What is the number of lines in the data holding the word "Background"? Give that number by itself.

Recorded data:
'''

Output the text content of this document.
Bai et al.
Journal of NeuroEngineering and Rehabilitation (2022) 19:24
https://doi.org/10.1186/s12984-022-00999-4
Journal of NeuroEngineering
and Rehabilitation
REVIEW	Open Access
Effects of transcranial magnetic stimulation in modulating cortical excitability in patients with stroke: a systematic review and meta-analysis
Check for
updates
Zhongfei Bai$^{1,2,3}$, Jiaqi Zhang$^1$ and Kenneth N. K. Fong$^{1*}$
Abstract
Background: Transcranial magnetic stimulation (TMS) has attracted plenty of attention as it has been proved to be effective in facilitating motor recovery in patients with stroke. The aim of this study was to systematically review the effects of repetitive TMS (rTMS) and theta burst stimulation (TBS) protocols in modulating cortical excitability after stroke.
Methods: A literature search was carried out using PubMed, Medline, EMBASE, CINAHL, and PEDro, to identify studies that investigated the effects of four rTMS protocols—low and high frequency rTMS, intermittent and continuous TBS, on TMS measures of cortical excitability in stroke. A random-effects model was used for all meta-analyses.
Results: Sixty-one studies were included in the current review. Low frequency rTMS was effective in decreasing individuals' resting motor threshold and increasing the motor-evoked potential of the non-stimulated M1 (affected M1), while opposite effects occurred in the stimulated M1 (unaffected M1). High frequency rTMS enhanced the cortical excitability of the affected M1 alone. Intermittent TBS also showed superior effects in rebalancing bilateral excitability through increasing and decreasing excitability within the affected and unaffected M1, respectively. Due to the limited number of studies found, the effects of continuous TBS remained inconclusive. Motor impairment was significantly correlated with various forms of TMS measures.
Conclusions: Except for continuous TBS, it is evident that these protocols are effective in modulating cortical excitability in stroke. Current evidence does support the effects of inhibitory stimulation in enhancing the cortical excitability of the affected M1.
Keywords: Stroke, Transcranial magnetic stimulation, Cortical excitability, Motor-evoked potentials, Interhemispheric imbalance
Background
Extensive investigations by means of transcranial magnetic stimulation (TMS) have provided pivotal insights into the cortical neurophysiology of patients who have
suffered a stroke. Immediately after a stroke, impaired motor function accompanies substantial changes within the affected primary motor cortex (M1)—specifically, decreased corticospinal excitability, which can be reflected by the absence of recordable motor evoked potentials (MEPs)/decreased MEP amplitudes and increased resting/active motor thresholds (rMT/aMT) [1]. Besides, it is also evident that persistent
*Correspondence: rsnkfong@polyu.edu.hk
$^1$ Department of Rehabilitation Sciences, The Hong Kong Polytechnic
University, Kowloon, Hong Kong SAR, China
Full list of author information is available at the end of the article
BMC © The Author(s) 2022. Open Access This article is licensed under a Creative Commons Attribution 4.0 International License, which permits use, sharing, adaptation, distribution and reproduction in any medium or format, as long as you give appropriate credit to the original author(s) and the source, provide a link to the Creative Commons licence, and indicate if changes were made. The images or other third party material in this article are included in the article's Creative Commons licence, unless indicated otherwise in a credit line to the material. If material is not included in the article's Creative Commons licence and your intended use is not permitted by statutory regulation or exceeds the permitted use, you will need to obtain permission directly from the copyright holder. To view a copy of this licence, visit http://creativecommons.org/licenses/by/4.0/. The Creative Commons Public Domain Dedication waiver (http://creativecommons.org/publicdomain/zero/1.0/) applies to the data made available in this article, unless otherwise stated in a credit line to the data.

'''

**SOLUTION**. 2